What needs to be done:
Copy each of the entries below faithfully, setting aside any pictures.

*** Data section ***

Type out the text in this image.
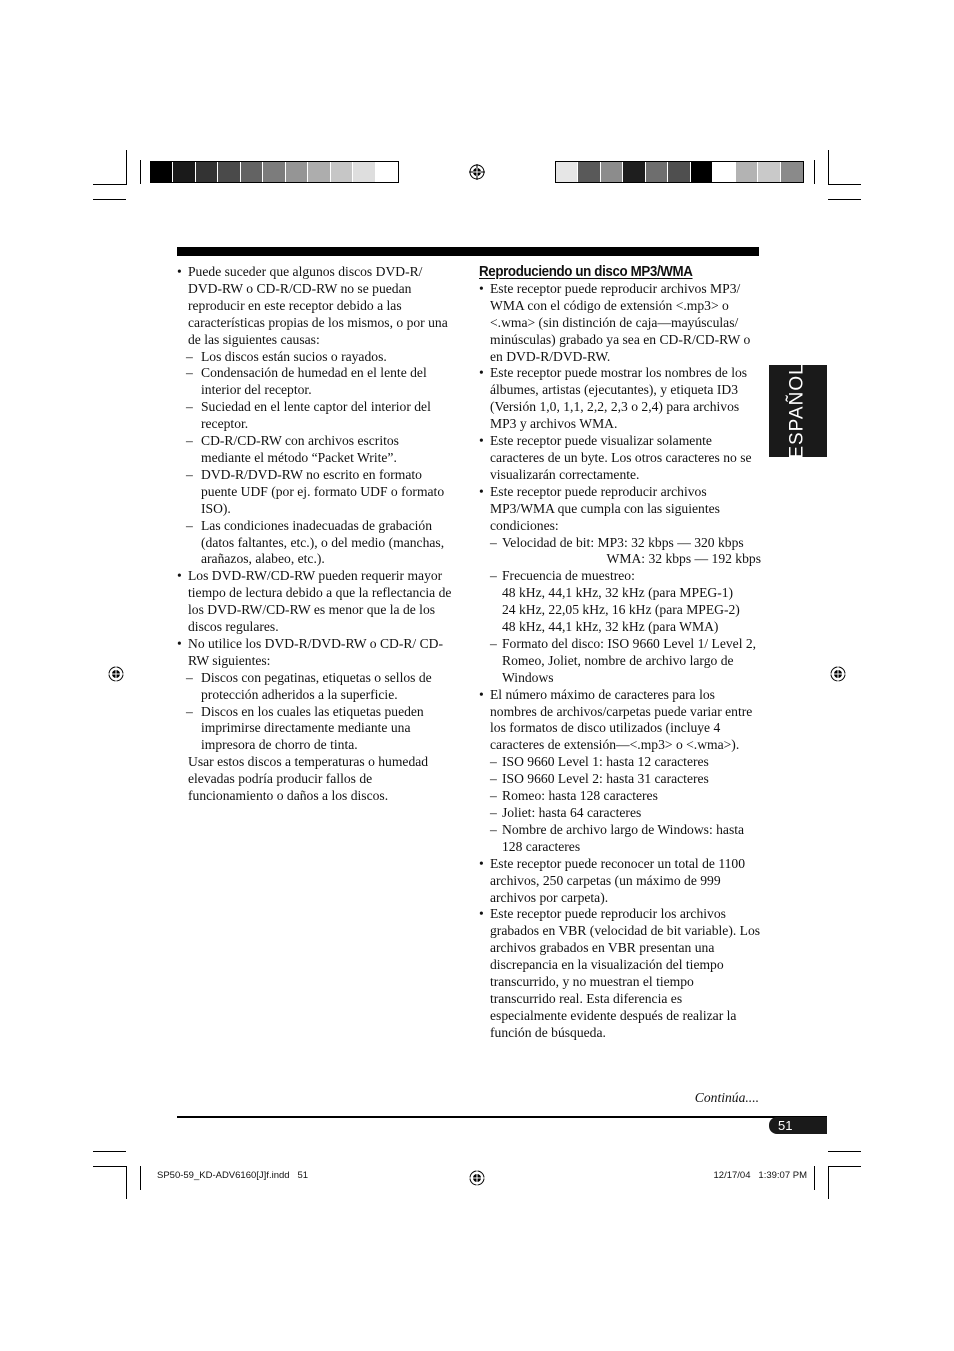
ESPAÑOL

• Puede suceder que algunos discos DVD-R/ DVD-RW o CD-R/CD-RW no se puedan reproducir en este receptor debido a las características propias de los mismos, o por una de las siguientes causas:

– Los discos están sucios o rayados.

– Condensación de humedad en el lente del interior del receptor.

– Suciedad en el lente captor del interior del receptor.

– CD-R/CD-RW con archivos escritos mediante el método “Packet Write”.

– DVD-R/DVD-RW no escrito en formato puente UDF (por ej. formato UDF o formato ISO).

– Las condiciones inadecuadas de grabación (datos faltantes, etc.), o del medio (manchas, arañazos, alabeo, etc.).

• Los DVD-RW/CD-RW pueden requerir mayor tiempo de lectura debido a que la reflectancia de los DVD-RW/CD-RW es menor que la de los discos regulares.

• No utilice los DVD-R/DVD-RW o CD-R/ CD-RW siguientes:

– Discos con pegatinas, etiquetas o sellos de protección adheridos a la superficie.

– Discos en los cuales las etiquetas pueden imprimirse directamente mediante una impresora de chorro de tinta.

Usar estos discos a temperaturas o humedad elevadas podría producir fallos de funcionamiento o daños a los discos.

Reproduciendo un disco MP3/WMA

• Este receptor puede reproducir archivos MP3/ WMA con el código de extensión <.mp3> o <.wma> (sin distinción de caja—mayúsculas/ minúsculas) grabado ya sea en CD-R/CD-RW o en DVD-R/DVD-RW.

• Este receptor puede mostrar los nombres de los álbumes, artistas (ejecutantes), y etiqueta ID3 (Versión 1,0, 1,1, 2,2, 2,3 o 2,4) para archivos MP3 y archivos WMA.

• Este receptor puede visualizar solamente caracteres de un byte. Los otros caracteres no se visualizarán correctamente.

• Este receptor puede reproducir archivos MP3/WMA que cumpla con las siguientes condiciones:

– Velocidad de bit: MP3: 32 kbps — 320 kbps

WMA: 32 kbps — 192 kbps

– Frecuencia de muestreo:

48 kHz, 44,1 kHz, 32 kHz (para MPEG-1)

24 kHz, 22,05 kHz, 16 kHz (para MPEG-2)

48 kHz, 44,1 kHz, 32 kHz (para WMA)

– Formato del disco: ISO 9660 Level 1/ Level 2, Romeo, Joliet, nombre de archivo largo de Windows

• El número máximo de caracteres para los nombres de archivos/carpetas puede variar entre los formatos de disco utilizados (incluye 4 caracteres de extensión—<.mp3> o <.wma>).

– ISO 9660 Level 1: hasta 12 caracteres

– ISO 9660 Level 2: hasta 31 caracteres

– Romeo: hasta 128 caracteres

– Joliet: hasta 64 caracteres

– Nombre de archivo largo de Windows: hasta 128 caracteres

• Este receptor puede reconocer un total de 1100 archivos, 250 carpetas (un máximo de 999 archivos por carpeta).

• Este receptor puede reproducir los archivos grabados en VBR (velocidad de bit variable). Los archivos grabados en VBR presentan una discrepancia en la visualización del tiempo transcurrido, y no muestran el tiempo transcurrido real. Esta diferencia es especialmente evidente después de realizar la función de búsqueda.

Continúa....
51
SP50-59_KD-ADV6160[J]f.indd   51	12/17/04   1:39:07 PM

***

Solution for this task:
Type out the text in this image.
ESPAÑOL

• Puede suceder que algunos discos DVD-R/ DVD-RW o CD-R/CD-RW no se puedan reproducir en este receptor debido a las características propias de los mismos, o por una de las siguientes causas:

– Los discos están sucios o rayados.

– Condensación de humedad en el lente del interior del receptor.

– Suciedad en el lente captor del interior del receptor.

– CD-R/CD-RW con archivos escritos mediante el método “Packet Write”.

– DVD-R/DVD-RW no escrito en formato puente UDF (por ej. formato UDF o formato ISO).

– Las condiciones inadecuadas de grabación (datos faltantes, etc.), o del medio (manchas, arañazos, alabeo, etc.).

• Los DVD-RW/CD-RW pueden requerir mayor tiempo de lectura debido a que la reflectancia de los DVD-RW/CD-RW es menor que la de los discos regulares.

• No utilice los DVD-R/DVD-RW o CD-R/ CD-RW siguientes:

– Discos con pegatinas, etiquetas o sellos de protección adheridos a la superficie.

– Discos en los cuales las etiquetas pueden imprimirse directamente mediante una impresora de chorro de tinta.

Usar estos discos a temperaturas o humedad elevadas podría producir fallos de funcionamiento o daños a los discos.

Reproduciendo un disco MP3/WMA

• Este receptor puede reproducir archivos MP3/ WMA con el código de extensión <.mp3> o <.wma> (sin distinción de caja—mayúsculas/ minúsculas) grabado ya sea en CD-R/CD-RW o en DVD-R/DVD-RW.

• Este receptor puede mostrar los nombres de los álbumes, artistas (ejecutantes), y etiqueta ID3 (Versión 1,0, 1,1, 2,2, 2,3 o 2,4) para archivos MP3 y archivos WMA.

• Este receptor puede visualizar solamente caracteres de un byte. Los otros caracteres no se visualizarán correctamente.

• Este receptor puede reproducir archivos MP3/WMA que cumpla con las siguientes condiciones:

– Velocidad de bit: MP3: 32 kbps — 320 kbps

WMA: 32 kbps — 192 kbps

– Frecuencia de muestreo:

48 kHz, 44,1 kHz, 32 kHz (para MPEG-1)

24 kHz, 22,05 kHz, 16 kHz (para MPEG-2)

48 kHz, 44,1 kHz, 32 kHz (para WMA)

– Formato del disco: ISO 9660 Level 1/ Level 2, Romeo, Joliet, nombre de archivo largo de Windows

• El número máximo de caracteres para los nombres de archivos/carpetas puede variar entre los formatos de disco utilizados (incluye 4 caracteres de extensión—<.mp3> o <.wma>).

– ISO 9660 Level 1: hasta 12 caracteres

– ISO 9660 Level 2: hasta 31 caracteres

– Romeo: hasta 128 caracteres

– Joliet: hasta 64 caracteres

– Nombre de archivo largo de Windows: hasta 128 caracteres

• Este receptor puede reconocer un total de 1100 archivos, 250 carpetas (un máximo de 999 archivos por carpeta).

• Este receptor puede reproducir los archivos grabados en VBR (velocidad de bit variable). Los archivos grabados en VBR presentan una discrepancia en la visualización del tiempo transcurrido, y no muestran el tiempo transcurrido real. Esta diferencia es especialmente evidente después de realizar la función de búsqueda.

Continúa....
51
SP50-59_KD-ADV6160[J]f.indd   51	12/17/04   1:39:07 PM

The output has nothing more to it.